## Rows

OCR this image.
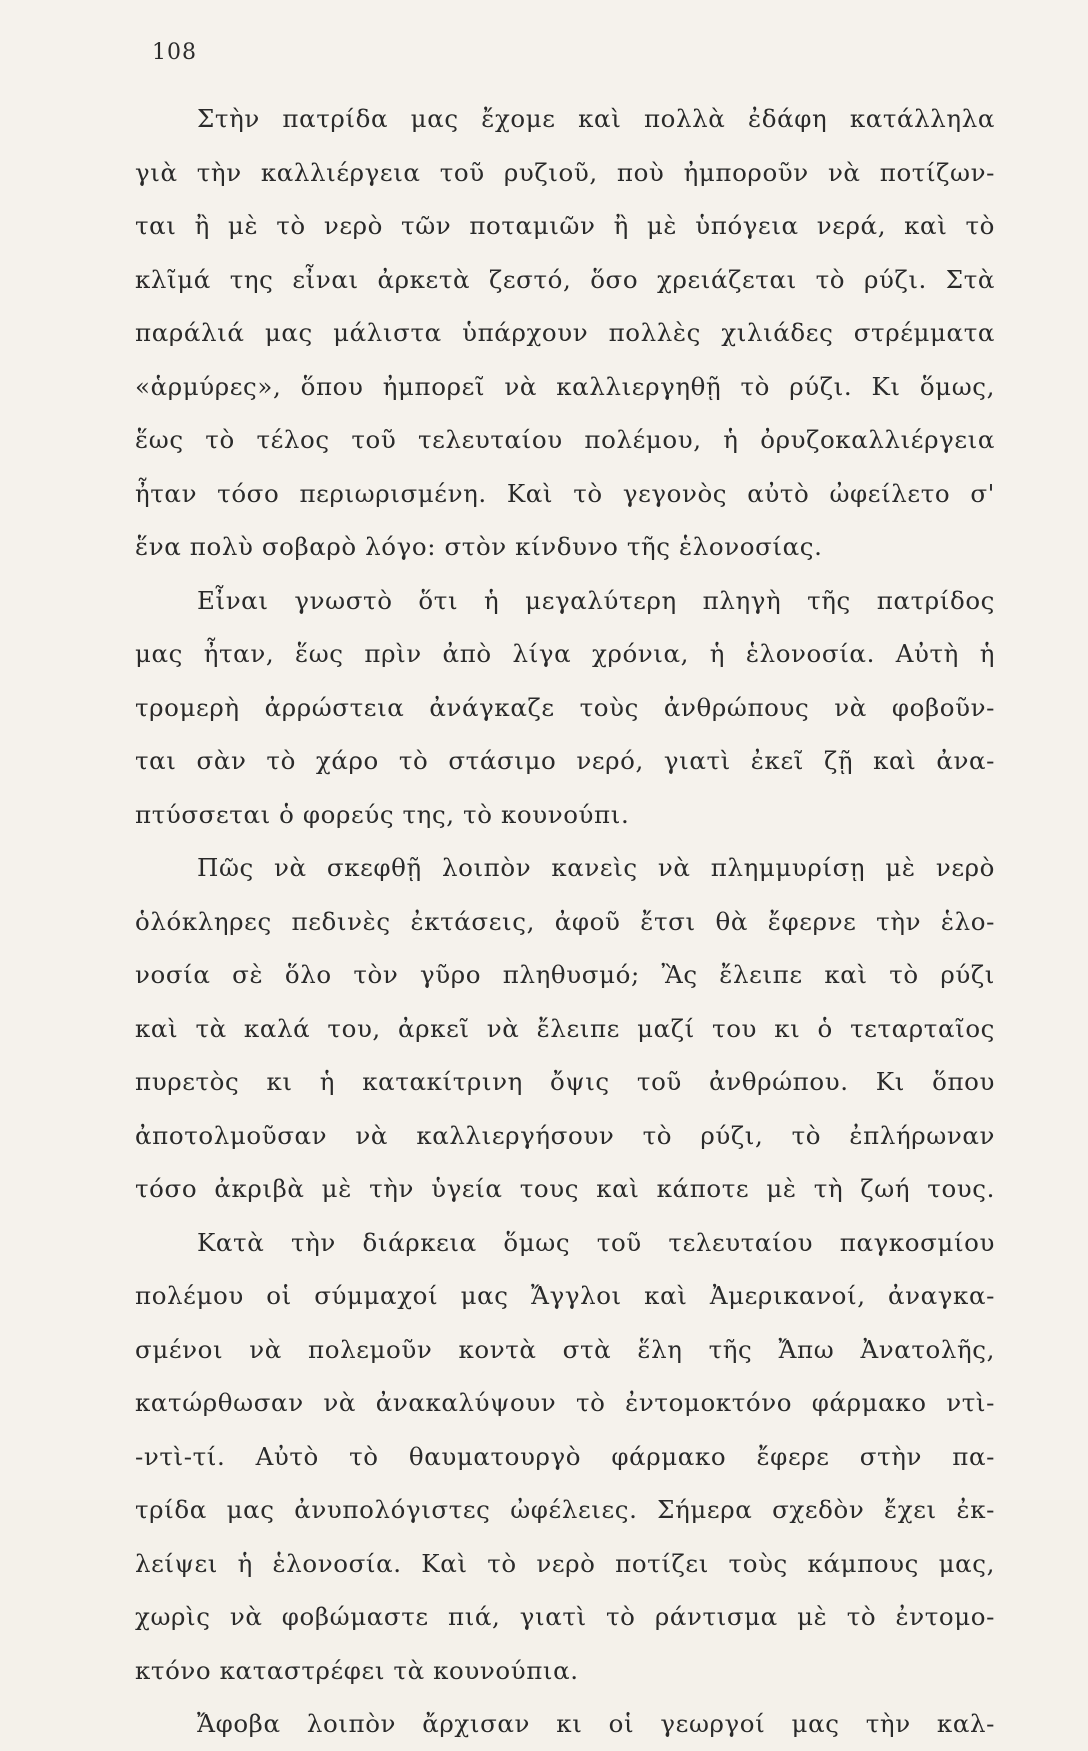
108
Στὴν πατρίδα μας ἔχομε καὶ πολλὰ ἐδάφη κατάλληλα
γιὰ τὴν καλλιέργεια τοῦ ρυζιοῦ, ποὺ ἠμποροῦν νὰ ποτίζων-
ται ἢ μὲ τὸ νερὸ τῶν ποταμιῶν ἢ μὲ ὑπόγεια νερά, καὶ τὸ
κλῖμά της εἶναι ἀρκετὰ ζεστό, ὅσο χρειάζεται τὸ ρύζι. Στὰ
παράλιά μας μάλιστα ὑπάρχουν πολλὲς χιλιάδες στρέμματα
«ἁρμύρες», ὅπου ἠμπορεῖ νὰ καλλιεργηθῇ τὸ ρύζι. Κι ὅμως,
ἕως τὸ τέλος τοῦ τελευταίου πολέμου, ἡ ὀρυζοκαλλιέργεια
ἦταν τόσο περιωρισμένη. Καὶ τὸ γεγονὸς αὐτὸ ὠφείλετο σ'
ἕνα πολὺ σοβαρὸ λόγο: στὸν κίνδυνο τῆς ἑλονοσίας.
Εἶναι γνωστὸ ὅτι ἡ μεγαλύτερη πληγὴ τῆς πατρίδος
μας ἦταν, ἕως πρὶν ἀπὸ λίγα χρόνια, ἡ ἑλονοσία. Αὐτὴ ἡ
τρομερὴ ἀρρώστεια ἀνάγκαζε τοὺς ἀνθρώπους νὰ φοβοῦν-
ται σὰν τὸ χάρο τὸ στάσιμο νερό, γιατὶ ἐκεῖ ζῇ καὶ ἀνα-
πτύσσεται ὁ φορεύς της, τὸ κουνούπι.
Πῶς νὰ σκεφθῇ λοιπὸν κανεὶς νὰ πλημμυρίσῃ μὲ νερὸ
ὁλόκληρες πεδινὲς ἐκτάσεις, ἀφοῦ ἔτσι θὰ ἔφερνε τὴν ἑλο-
νοσία σὲ ὅλο τὸν γῦρο πληθυσμό; Ἂς ἔλειπε καὶ τὸ ρύζι
καὶ τὰ καλά του, ἀρκεῖ νὰ ἔλειπε μαζί του κι ὁ τεταρταῖος
πυρετὸς κι ἡ κατακίτρινη ὄψις τοῦ ἀνθρώπου. Κι ὅπου
ἀποτολμοῦσαν νὰ καλλιεργήσουν τὸ ρύζι, τὸ ἐπλήρωναν
τόσο ἀκριβὰ μὲ τὴν ὑγεία τους καὶ κάποτε μὲ τὴ ζωή τους.
Κατὰ τὴν διάρκεια ὅμως τοῦ τελευταίου παγκοσμίου
πολέμου οἱ σύμμαχοί μας Ἄγγλοι καὶ Ἀμερικανοί, ἀναγκα-
σμένοι νὰ πολεμοῦν κοντὰ στὰ ἕλη τῆς Ἄπω Ἀνατολῆς,
κατώρθωσαν νὰ ἀνακαλύψουν τὸ ἐντομοκτόνο φάρμακο ντὶ-
-ντὶ-τί. Αὐτὸ τὸ θαυματουργὸ φάρμακο ἔφερε στὴν πα-
τρίδα μας ἀνυπολόγιστες ὠφέλειες. Σήμερα σχεδὸν ἔχει ἐκ-
λείψει ἡ ἑλονοσία. Καὶ τὸ νερὸ ποτίζει τοὺς κάμπους μας,
χωρὶς νὰ φοβώμαστε πιά, γιατὶ τὸ ράντισμα μὲ τὸ ἐντομο-
κτόνο καταστρέφει τὰ κουνούπια.
Ἄφοβα λοιπὸν ἄρχισαν κι οἱ γεωργοί μας τὴν καλ-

## Task brief
Set the data above down again exactly as given, with no pictures.

## Output below
OCR this image.
108
Στὴν πατρίδα μας ἔχομε καὶ πολλὰ ἐδάφη κατάλληλα
γιὰ τὴν καλλιέργεια τοῦ ρυζιοῦ, ποὺ ἠμποροῦν νὰ ποτίζων-
ται ἢ μὲ τὸ νερὸ τῶν ποταμιῶν ἢ μὲ ὑπόγεια νερά, καὶ τὸ
κλῖμά της εἶναι ἀρκετὰ ζεστό, ὅσο χρειάζεται τὸ ρύζι. Στὰ
παράλιά μας μάλιστα ὑπάρχουν πολλὲς χιλιάδες στρέμματα
«ἁρμύρες», ὅπου ἠμπορεῖ νὰ καλλιεργηθῇ τὸ ρύζι. Κι ὅμως,
ἕως τὸ τέλος τοῦ τελευταίου πολέμου, ἡ ὀρυζοκαλλιέργεια
ἦταν τόσο περιωρισμένη. Καὶ τὸ γεγονὸς αὐτὸ ὠφείλετο σ'
ἕνα πολὺ σοβαρὸ λόγο: στὸν κίνδυνο τῆς ἑλονοσίας.
Εἶναι γνωστὸ ὅτι ἡ μεγαλύτερη πληγὴ τῆς πατρίδος
μας ἦταν, ἕως πρὶν ἀπὸ λίγα χρόνια, ἡ ἑλονοσία. Αὐτὴ ἡ
τρομερὴ ἀρρώστεια ἀνάγκαζε τοὺς ἀνθρώπους νὰ φοβοῦν-
ται σὰν τὸ χάρο τὸ στάσιμο νερό, γιατὶ ἐκεῖ ζῇ καὶ ἀνα-
πτύσσεται ὁ φορεύς της, τὸ κουνούπι.
Πῶς νὰ σκεφθῇ λοιπὸν κανεὶς νὰ πλημμυρίσῃ μὲ νερὸ
ὁλόκληρες πεδινὲς ἐκτάσεις, ἀφοῦ ἔτσι θὰ ἔφερνε τὴν ἑλο-
νοσία σὲ ὅλο τὸν γῦρο πληθυσμό; Ἂς ἔλειπε καὶ τὸ ρύζι
καὶ τὰ καλά του, ἀρκεῖ νὰ ἔλειπε μαζί του κι ὁ τεταρταῖος
πυρετὸς κι ἡ κατακίτρινη ὄψις τοῦ ἀνθρώπου. Κι ὅπου
ἀποτολμοῦσαν νὰ καλλιεργήσουν τὸ ρύζι, τὸ ἐπλήρωναν
τόσο ἀκριβὰ μὲ τὴν ὑγεία τους καὶ κάποτε μὲ τὴ ζωή τους.
Κατὰ τὴν διάρκεια ὅμως τοῦ τελευταίου παγκοσμίου
πολέμου οἱ σύμμαχοί μας Ἄγγλοι καὶ Ἀμερικανοί, ἀναγκα-
σμένοι νὰ πολεμοῦν κοντὰ στὰ ἕλη τῆς Ἄπω Ἀνατολῆς,
κατώρθωσαν νὰ ἀνακαλύψουν τὸ ἐντομοκτόνο φάρμακο ντὶ-
-ντὶ-τί. Αὐτὸ τὸ θαυματουργὸ φάρμακο ἔφερε στὴν πα-
τρίδα μας ἀνυπολόγιστες ὠφέλειες. Σήμερα σχεδὸν ἔχει ἐκ-
λείψει ἡ ἑλονοσία. Καὶ τὸ νερὸ ποτίζει τοὺς κάμπους μας,
χωρὶς νὰ φοβώμαστε πιά, γιατὶ τὸ ράντισμα μὲ τὸ ἐντομο-
κτόνο καταστρέφει τὰ κουνούπια.
Ἄφοβα λοιπὸν ἄρχισαν κι οἱ γεωργοί μας τὴν καλ-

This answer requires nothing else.